SHORT EXERCISE:
You are to retype all of the data exactly as it appears.

(Saved entries)
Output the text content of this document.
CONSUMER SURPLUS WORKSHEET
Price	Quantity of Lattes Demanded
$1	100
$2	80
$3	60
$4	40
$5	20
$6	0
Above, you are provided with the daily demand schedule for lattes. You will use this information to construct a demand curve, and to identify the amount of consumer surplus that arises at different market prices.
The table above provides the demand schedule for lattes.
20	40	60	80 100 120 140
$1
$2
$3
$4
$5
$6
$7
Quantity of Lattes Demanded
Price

TASK SOLUTION:
Output the text content of this document.
CONSUMER SURPLUS WORKSHEET
Price	Quantity of Lattes Demanded
$1	100
$2	80
$3	60
$4	40
$5	20
$6	0
Above, you are provided with the daily demand schedule for lattes. You will use this information to construct a demand curve, and to identify the amount of consumer surplus that arises at different market prices.
The table above provides the demand schedule for lattes.
20	40	60	80 100 120 140
$1
$2
$3
$4
$5
$6
$7
Quantity of Lattes Demanded
Price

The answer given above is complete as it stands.